Can you retype every record below exactly as written?

-- Begin DATA ENTRIES --

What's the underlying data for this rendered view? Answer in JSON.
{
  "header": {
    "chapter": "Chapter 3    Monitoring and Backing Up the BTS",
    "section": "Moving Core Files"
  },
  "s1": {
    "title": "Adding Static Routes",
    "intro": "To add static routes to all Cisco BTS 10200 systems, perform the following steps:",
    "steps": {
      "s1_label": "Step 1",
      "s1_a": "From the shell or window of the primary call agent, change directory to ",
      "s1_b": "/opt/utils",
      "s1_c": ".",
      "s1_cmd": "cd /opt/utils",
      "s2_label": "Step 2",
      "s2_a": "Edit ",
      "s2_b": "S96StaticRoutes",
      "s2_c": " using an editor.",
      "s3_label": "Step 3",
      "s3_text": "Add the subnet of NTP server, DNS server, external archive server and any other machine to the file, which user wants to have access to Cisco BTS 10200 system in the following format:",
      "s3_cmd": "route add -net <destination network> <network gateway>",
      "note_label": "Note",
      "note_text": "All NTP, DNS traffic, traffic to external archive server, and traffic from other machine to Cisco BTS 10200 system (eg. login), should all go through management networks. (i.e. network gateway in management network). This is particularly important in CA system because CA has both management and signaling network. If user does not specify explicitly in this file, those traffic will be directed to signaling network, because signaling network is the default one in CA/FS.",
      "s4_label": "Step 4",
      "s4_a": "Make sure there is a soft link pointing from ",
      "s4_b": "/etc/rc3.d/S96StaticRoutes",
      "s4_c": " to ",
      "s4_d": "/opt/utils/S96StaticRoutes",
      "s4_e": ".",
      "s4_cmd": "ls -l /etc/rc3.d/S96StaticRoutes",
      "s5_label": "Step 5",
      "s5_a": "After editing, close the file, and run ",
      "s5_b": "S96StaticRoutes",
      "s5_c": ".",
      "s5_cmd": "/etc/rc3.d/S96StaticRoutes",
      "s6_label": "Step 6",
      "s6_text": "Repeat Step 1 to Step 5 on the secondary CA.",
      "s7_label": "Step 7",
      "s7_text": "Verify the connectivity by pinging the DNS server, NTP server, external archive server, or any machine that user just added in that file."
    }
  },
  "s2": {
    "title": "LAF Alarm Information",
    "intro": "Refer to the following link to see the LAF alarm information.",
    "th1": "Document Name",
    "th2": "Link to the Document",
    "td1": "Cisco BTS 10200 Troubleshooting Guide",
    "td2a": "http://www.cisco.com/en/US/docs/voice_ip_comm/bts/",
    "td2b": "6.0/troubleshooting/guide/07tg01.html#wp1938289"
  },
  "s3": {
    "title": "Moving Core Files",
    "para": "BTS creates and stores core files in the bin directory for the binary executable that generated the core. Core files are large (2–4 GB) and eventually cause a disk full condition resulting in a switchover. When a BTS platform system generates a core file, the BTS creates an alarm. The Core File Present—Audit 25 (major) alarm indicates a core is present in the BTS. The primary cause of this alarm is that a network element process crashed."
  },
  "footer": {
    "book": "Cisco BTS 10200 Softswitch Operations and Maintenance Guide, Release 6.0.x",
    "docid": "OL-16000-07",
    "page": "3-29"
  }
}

-- End DATA ENTRIES --

RESPONSE TO THIS EXERCISE:
What's the underlying data for this rendered view? Answer in JSON.
{
  "header": {
    "chapter": "Chapter 3    Monitoring and Backing Up the BTS",
    "section": "Moving Core Files"
  },
  "s1": {
    "title": "Adding Static Routes",
    "intro": "To add static routes to all Cisco BTS 10200 systems, perform the following steps:",
    "steps": {
      "s1_label": "Step 1",
      "s1_a": "From the shell or window of the primary call agent, change directory to ",
      "s1_b": "/opt/utils",
      "s1_c": ".",
      "s1_cmd": "cd /opt/utils",
      "s2_label": "Step 2",
      "s2_a": "Edit ",
      "s2_b": "S96StaticRoutes",
      "s2_c": " using an editor.",
      "s3_label": "Step 3",
      "s3_text": "Add the subnet of NTP server, DNS server, external archive server and any other machine to the file, which user wants to have access to Cisco BTS 10200 system in the following format:",
      "s3_cmd": "route add -net <destination network> <network gateway>",
      "note_label": "Note",
      "note_text": "All NTP, DNS traffic, traffic to external archive server, and traffic from other machine to Cisco BTS 10200 system (eg. login), should all go through management networks. (i.e. network gateway in management network). This is particularly important in CA system because CA has both management and signaling network. If user does not specify explicitly in this file, those traffic will be directed to signaling network, because signaling network is the default one in CA/FS.",
      "s4_label": "Step 4",
      "s4_a": "Make sure there is a soft link pointing from ",
      "s4_b": "/etc/rc3.d/S96StaticRoutes",
      "s4_c": " to ",
      "s4_d": "/opt/utils/S96StaticRoutes",
      "s4_e": ".",
      "s4_cmd": "ls -l /etc/rc3.d/S96StaticRoutes",
      "s5_label": "Step 5",
      "s5_a": "After editing, close the file, and run ",
      "s5_b": "S96StaticRoutes",
      "s5_c": ".",
      "s5_cmd": "/etc/rc3.d/S96StaticRoutes",
      "s6_label": "Step 6",
      "s6_text": "Repeat Step 1 to Step 5 on the secondary CA.",
      "s7_label": "Step 7",
      "s7_text": "Verify the connectivity by pinging the DNS server, NTP server, external archive server, or any machine that user just added in that file."
    }
  },
  "s2": {
    "title": "LAF Alarm Information",
    "intro": "Refer to the following link to see the LAF alarm information.",
    "th1": "Document Name",
    "th2": "Link to the Document",
    "td1": "Cisco BTS 10200 Troubleshooting Guide",
    "td2a": "http://www.cisco.com/en/US/docs/voice_ip_comm/bts/",
    "td2b": "6.0/troubleshooting/guide/07tg01.html#wp1938289"
  },
  "s3": {
    "title": "Moving Core Files",
    "para": "BTS creates and stores core files in the bin directory for the binary executable that generated the core. Core files are large (2–4 GB) and eventually cause a disk full condition resulting in a switchover. When a BTS platform system generates a core file, the BTS creates an alarm. The Core File Present—Audit 25 (major) alarm indicates a core is present in the BTS. The primary cause of this alarm is that a network element process crashed."
  },
  "footer": {
    "book": "Cisco BTS 10200 Softswitch Operations and Maintenance Guide, Release 6.0.x",
    "docid": "OL-16000-07",
    "page": "3-29"
  }
}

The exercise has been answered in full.